• Exercise brief
Pick out the lines below with "Incoming" and list them.

Raw records:
++++

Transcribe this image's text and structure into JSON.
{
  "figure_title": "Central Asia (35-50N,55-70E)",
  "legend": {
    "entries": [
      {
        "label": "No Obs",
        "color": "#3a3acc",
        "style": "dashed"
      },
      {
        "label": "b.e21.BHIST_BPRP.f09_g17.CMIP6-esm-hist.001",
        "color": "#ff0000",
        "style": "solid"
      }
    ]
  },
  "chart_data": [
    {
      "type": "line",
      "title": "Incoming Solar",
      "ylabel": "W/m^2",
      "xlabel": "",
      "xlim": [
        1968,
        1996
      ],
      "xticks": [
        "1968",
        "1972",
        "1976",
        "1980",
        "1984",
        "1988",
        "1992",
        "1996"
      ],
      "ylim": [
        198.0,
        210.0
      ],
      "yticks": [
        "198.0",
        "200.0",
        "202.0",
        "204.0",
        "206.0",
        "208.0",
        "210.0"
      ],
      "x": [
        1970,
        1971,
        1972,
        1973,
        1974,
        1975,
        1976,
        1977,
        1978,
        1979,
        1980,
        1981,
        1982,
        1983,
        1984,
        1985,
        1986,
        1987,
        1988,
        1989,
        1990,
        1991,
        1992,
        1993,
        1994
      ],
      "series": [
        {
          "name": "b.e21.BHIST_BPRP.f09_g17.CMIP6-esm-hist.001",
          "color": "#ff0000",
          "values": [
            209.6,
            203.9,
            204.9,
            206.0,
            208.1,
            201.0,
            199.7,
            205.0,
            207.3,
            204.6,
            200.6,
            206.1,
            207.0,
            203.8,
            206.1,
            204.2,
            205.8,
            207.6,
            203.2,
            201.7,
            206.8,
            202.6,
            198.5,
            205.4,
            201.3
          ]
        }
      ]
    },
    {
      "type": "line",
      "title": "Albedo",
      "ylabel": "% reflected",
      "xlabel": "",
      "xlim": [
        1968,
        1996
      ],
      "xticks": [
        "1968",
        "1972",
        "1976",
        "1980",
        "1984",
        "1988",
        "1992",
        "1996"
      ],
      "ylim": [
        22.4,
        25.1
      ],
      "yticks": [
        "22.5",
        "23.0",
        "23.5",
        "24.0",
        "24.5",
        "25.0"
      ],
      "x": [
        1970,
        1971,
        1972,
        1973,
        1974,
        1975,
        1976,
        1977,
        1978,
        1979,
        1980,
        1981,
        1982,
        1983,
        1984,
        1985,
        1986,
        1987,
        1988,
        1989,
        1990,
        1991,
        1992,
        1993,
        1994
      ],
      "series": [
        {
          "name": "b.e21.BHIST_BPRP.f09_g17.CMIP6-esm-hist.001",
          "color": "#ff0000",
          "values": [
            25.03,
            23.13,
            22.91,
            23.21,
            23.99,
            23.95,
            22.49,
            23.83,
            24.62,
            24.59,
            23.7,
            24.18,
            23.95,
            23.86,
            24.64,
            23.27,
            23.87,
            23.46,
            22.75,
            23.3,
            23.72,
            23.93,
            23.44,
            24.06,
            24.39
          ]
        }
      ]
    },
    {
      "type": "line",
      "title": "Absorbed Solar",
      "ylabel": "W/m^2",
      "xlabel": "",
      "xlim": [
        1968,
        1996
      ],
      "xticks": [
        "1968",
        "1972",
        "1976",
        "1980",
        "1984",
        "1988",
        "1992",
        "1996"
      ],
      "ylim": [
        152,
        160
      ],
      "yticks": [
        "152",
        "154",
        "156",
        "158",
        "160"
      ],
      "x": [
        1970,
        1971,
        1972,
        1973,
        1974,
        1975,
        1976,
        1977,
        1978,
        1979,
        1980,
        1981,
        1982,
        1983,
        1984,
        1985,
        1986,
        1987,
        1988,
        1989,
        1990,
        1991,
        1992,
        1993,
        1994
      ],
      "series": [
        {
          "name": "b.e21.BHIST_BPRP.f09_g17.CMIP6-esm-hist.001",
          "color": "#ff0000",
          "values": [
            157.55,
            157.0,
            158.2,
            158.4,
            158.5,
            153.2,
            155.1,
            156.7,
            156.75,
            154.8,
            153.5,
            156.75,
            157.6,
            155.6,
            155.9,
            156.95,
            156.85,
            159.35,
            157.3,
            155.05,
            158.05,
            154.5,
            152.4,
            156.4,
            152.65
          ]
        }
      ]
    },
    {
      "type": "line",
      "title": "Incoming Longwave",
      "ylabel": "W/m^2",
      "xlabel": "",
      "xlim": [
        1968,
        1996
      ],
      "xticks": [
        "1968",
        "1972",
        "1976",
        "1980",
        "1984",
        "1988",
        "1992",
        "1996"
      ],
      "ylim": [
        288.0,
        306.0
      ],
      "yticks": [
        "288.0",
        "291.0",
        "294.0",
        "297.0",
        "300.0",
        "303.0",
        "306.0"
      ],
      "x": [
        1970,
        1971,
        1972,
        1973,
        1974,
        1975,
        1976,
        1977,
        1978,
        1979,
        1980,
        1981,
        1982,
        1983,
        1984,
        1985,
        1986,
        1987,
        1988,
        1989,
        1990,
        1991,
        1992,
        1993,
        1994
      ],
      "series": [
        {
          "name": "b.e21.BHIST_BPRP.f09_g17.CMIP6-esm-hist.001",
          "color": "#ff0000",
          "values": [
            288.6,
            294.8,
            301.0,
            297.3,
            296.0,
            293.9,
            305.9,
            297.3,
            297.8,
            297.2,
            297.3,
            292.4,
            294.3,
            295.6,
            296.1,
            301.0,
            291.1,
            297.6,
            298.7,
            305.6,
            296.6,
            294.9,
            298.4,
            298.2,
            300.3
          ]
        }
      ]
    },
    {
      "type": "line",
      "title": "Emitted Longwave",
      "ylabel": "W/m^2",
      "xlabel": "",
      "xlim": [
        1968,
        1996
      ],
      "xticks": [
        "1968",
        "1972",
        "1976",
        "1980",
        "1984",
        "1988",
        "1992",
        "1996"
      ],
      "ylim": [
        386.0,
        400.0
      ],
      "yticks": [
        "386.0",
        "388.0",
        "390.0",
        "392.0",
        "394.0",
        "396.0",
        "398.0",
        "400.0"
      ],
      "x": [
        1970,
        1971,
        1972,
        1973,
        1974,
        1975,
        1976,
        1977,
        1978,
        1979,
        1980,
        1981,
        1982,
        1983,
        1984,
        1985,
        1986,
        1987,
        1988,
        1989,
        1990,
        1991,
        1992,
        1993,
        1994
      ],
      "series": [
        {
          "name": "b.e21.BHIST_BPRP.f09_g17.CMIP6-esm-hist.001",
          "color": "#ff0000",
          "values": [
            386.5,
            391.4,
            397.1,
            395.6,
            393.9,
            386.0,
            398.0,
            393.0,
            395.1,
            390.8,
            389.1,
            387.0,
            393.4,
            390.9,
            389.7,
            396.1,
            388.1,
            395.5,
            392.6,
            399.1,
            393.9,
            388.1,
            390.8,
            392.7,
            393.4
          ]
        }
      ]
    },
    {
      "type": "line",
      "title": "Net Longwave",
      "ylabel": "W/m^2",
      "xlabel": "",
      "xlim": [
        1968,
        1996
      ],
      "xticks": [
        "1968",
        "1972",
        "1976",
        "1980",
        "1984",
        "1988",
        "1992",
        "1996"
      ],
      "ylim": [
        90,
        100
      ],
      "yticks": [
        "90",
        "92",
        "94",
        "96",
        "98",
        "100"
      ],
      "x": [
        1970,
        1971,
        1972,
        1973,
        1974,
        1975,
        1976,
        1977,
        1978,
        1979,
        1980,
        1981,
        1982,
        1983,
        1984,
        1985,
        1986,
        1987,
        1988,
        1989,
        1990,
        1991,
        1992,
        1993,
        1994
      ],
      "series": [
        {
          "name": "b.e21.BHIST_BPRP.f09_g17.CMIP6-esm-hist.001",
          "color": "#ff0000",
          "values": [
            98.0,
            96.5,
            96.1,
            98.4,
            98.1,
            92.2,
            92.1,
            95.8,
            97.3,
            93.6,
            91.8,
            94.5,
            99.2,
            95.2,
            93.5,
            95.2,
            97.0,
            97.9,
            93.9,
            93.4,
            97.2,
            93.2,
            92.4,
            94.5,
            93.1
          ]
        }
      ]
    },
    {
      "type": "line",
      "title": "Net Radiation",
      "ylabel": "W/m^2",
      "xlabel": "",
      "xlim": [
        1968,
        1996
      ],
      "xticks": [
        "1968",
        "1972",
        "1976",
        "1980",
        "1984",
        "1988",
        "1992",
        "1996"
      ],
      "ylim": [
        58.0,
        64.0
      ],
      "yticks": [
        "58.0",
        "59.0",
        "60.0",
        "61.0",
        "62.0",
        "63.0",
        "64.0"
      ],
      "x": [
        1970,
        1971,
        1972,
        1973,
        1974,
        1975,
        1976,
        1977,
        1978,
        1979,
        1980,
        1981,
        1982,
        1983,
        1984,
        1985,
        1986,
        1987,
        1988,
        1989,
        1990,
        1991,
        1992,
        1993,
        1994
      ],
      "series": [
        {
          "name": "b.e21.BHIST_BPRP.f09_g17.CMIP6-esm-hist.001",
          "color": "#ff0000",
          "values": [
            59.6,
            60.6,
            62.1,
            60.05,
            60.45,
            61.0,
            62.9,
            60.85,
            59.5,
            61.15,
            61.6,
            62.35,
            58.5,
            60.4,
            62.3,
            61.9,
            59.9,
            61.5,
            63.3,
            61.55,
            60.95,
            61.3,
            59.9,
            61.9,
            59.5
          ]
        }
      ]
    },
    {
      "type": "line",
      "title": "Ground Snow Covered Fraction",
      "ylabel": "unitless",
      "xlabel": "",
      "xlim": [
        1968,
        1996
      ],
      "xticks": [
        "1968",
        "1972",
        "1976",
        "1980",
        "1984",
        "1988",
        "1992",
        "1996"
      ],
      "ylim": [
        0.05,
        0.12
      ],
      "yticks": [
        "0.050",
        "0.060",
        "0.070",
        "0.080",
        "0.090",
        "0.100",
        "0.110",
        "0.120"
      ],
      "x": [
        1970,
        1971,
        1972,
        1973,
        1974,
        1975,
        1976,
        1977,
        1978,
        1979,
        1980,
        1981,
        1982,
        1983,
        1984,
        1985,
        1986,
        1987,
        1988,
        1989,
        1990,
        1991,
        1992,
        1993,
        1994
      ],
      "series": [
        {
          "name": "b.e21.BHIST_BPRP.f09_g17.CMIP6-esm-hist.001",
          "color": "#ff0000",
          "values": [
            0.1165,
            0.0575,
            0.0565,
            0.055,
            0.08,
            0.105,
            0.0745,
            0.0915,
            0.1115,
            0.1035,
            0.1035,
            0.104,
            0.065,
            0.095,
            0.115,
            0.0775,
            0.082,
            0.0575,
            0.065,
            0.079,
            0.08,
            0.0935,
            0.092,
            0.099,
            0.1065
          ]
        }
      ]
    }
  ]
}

++++

• The reply
      "title": "Incoming Solar",
      "title": "Incoming Longwave",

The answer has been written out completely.